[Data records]
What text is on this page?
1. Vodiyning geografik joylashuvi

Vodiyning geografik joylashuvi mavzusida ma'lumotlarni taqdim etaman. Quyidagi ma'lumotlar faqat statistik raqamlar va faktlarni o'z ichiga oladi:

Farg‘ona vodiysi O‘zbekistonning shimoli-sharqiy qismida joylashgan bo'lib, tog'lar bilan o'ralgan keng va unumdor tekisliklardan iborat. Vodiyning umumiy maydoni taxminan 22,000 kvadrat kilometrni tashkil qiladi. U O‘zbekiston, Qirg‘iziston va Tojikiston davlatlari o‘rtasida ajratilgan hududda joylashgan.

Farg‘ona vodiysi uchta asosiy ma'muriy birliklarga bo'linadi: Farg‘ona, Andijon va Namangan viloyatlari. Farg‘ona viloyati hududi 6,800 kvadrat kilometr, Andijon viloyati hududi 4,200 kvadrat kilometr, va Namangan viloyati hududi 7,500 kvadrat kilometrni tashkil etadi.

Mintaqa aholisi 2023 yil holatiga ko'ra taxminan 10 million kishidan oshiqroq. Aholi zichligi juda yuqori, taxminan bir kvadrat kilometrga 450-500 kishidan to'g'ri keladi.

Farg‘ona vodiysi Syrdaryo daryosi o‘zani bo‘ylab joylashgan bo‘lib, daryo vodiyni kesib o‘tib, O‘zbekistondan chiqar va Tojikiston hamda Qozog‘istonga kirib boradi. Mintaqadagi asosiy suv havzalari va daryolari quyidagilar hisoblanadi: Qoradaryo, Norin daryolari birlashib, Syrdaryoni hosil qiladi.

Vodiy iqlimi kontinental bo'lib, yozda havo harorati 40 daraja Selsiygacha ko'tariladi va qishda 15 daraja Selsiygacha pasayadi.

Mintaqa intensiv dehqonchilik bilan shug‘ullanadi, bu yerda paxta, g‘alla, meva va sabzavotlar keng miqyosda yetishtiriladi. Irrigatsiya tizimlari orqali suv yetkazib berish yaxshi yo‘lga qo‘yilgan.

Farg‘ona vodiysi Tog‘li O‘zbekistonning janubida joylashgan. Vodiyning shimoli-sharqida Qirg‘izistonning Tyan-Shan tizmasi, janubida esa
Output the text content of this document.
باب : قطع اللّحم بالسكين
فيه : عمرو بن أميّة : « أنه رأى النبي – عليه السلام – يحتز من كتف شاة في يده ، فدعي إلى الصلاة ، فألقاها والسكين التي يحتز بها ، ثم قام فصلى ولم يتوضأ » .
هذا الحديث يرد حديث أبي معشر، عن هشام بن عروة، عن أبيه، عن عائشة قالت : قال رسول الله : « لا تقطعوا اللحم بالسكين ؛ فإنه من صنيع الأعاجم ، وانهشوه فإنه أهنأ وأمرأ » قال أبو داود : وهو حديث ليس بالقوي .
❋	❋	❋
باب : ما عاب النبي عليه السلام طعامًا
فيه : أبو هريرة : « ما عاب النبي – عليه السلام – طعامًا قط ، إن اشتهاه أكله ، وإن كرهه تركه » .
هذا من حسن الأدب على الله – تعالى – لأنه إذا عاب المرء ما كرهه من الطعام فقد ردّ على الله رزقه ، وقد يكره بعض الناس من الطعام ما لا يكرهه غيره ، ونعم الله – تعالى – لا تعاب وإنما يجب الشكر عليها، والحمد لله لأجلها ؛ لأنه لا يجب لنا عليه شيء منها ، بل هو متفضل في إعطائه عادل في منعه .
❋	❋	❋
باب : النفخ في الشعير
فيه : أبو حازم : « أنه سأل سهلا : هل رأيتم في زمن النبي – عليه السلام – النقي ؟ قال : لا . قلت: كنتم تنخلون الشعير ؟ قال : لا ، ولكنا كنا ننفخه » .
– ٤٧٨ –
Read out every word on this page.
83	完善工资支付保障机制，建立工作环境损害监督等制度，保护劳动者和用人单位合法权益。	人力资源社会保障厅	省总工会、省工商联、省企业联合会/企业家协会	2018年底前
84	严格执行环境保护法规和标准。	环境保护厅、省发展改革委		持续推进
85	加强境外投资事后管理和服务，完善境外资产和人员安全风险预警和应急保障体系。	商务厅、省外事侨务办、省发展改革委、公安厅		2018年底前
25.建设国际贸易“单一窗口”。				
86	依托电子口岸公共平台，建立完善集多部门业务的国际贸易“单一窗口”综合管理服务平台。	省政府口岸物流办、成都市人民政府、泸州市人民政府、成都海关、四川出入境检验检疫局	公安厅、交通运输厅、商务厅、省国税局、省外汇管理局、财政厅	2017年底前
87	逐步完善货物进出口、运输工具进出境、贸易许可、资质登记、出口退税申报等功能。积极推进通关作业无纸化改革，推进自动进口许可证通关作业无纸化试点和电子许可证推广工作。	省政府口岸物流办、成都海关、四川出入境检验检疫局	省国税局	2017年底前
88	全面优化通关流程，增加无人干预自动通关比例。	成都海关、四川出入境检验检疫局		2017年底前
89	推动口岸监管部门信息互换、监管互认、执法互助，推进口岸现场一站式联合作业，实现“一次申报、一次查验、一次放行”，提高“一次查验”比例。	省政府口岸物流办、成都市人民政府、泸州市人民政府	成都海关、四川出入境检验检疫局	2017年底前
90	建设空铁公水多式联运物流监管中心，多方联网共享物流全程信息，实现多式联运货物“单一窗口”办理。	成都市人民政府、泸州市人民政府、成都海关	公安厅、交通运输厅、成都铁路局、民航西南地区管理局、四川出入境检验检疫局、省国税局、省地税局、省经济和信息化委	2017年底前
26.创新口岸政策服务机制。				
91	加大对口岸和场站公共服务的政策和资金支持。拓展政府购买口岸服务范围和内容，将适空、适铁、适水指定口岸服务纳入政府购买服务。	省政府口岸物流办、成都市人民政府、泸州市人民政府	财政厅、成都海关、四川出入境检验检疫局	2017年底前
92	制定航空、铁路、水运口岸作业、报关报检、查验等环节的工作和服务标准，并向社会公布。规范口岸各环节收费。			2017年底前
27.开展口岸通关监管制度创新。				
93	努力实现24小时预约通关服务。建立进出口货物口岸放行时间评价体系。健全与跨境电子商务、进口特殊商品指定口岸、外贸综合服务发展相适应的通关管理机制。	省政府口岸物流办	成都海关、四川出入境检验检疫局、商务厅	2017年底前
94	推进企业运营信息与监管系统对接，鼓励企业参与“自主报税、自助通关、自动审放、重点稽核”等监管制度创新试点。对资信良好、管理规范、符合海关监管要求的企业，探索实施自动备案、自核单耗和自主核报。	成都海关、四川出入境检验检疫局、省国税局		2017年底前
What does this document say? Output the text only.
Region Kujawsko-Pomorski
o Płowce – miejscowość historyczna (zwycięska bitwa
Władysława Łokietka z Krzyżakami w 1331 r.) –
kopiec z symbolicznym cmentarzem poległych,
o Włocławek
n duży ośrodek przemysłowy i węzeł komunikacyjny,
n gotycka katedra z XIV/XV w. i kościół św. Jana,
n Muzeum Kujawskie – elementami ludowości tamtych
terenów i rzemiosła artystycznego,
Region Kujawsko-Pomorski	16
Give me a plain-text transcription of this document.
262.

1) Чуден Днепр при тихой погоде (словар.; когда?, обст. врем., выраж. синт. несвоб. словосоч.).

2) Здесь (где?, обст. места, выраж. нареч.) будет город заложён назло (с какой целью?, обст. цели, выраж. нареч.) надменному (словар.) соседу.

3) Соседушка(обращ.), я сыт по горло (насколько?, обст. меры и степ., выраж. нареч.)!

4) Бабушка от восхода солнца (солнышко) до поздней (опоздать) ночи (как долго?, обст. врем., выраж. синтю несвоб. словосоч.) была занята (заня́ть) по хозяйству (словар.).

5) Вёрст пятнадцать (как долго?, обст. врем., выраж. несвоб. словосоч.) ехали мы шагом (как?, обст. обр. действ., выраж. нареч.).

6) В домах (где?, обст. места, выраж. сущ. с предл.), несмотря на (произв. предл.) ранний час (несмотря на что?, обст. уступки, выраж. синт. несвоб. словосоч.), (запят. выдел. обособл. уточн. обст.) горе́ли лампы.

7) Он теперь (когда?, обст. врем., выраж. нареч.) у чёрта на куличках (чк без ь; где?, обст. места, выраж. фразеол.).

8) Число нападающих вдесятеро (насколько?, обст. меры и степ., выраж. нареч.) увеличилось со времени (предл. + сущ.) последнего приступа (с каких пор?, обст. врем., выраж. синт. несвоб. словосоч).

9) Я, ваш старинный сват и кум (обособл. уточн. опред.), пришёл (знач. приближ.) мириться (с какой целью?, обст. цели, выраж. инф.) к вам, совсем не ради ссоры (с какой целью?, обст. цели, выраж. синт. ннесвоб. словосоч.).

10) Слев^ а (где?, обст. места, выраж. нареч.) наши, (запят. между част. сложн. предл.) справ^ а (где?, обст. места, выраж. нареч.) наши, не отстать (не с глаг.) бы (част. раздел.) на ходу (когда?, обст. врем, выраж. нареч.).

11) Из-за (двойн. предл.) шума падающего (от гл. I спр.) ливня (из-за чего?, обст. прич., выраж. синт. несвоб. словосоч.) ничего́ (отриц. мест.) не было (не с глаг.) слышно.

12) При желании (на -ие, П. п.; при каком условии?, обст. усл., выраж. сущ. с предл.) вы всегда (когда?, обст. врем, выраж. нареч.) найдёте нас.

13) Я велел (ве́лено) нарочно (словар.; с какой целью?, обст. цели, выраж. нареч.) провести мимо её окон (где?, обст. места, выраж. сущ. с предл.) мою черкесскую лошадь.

**Challenge**
All lines in the data that contain the word "меры" should be copied.

**Reply**
3) Соседушка(обращ.), я сыт по горло (насколько?, обст. меры и степ., выраж. нареч.)!
8) Число нападающих вдесятеро (насколько?, обст. меры и степ., выраж. нареч.) увеличилось со времени (предл. + сущ.) последнего приступа (с каких пор?, обст. врем., выраж. синт. несвоб. словосоч).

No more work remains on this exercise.